* [WHAT TO DO]
Find "What's the underlying" in the records that follow; print that line and each subsequent line through the last one, verbatim and with nothing added.

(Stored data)
──────

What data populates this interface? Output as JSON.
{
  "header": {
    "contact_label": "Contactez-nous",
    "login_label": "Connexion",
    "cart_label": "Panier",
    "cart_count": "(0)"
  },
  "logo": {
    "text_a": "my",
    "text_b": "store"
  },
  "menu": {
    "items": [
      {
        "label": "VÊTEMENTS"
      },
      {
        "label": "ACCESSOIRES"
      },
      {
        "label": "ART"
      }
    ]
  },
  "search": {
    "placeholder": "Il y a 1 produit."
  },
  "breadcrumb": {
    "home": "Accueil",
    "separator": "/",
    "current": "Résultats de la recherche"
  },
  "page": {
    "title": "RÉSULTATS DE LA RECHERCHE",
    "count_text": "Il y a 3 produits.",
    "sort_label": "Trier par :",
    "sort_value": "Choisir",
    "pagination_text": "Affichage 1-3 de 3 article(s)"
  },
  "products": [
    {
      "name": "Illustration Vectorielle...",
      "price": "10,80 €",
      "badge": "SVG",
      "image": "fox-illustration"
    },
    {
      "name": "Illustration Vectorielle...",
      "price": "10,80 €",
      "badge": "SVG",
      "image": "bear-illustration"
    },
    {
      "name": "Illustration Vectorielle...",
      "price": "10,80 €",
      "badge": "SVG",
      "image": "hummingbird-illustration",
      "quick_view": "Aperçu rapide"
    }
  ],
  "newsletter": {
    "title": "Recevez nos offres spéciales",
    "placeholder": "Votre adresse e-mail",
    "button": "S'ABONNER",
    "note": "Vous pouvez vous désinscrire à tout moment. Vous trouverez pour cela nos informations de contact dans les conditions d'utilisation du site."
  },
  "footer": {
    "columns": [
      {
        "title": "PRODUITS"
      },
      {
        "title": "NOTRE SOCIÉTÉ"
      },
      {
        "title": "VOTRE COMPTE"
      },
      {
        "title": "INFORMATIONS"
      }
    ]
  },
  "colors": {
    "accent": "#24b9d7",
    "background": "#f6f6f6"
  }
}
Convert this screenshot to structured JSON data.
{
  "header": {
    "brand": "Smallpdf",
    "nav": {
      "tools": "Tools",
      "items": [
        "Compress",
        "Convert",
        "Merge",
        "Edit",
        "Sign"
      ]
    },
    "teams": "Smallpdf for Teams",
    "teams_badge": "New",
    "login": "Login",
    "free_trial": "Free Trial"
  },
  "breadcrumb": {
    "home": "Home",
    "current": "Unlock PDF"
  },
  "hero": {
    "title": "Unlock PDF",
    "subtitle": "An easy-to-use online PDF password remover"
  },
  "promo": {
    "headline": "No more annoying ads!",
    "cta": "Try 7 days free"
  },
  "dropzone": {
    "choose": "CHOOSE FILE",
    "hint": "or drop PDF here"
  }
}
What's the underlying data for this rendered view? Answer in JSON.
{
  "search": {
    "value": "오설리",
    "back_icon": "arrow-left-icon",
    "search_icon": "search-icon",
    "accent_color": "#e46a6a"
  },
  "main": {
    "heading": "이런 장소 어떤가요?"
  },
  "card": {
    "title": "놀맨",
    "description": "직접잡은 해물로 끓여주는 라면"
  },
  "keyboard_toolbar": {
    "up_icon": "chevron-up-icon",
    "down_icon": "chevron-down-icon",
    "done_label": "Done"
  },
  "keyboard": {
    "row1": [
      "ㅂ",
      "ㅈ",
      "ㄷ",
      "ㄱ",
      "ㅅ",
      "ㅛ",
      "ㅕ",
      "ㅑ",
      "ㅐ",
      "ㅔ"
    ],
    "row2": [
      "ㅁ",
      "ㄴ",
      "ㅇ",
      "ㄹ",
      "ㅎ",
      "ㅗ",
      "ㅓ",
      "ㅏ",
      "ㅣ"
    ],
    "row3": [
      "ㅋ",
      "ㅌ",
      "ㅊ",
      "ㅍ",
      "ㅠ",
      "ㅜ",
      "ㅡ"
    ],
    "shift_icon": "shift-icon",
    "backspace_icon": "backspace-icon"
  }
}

──────

* [WORKED ANSWER]
What's the underlying data for this rendered view? Answer in JSON.
{
  "search": {
    "value": "오설리",
    "back_icon": "arrow-left-icon",
    "search_icon": "search-icon",
    "accent_color": "#e46a6a"
  },
  "main": {
    "heading": "이런 장소 어떤가요?"
  },
  "card": {
    "title": "놀맨",
    "description": "직접잡은 해물로 끓여주는 라면"
  },
  "keyboard_toolbar": {
    "up_icon": "chevron-up-icon",
    "down_icon": "chevron-down-icon",
    "done_label": "Done"
  },
  "keyboard": {
    "row1": [
      "ㅂ",
      "ㅈ",
      "ㄷ",
      "ㄱ",
      "ㅅ",
      "ㅛ",
      "ㅕ",
      "ㅑ",
      "ㅐ",
      "ㅔ"
    ],
    "row2": [
      "ㅁ",
      "ㄴ",
      "ㅇ",
      "ㄹ",
      "ㅎ",
      "ㅗ",
      "ㅓ",
      "ㅏ",
      "ㅣ"
    ],
    "row3": [
      "ㅋ",
      "ㅌ",
      "ㅊ",
      "ㅍ",
      "ㅠ",
      "ㅜ",
      "ㅡ"
    ],
    "shift_icon": "shift-icon",
    "backspace_icon": "backspace-icon"
  }
}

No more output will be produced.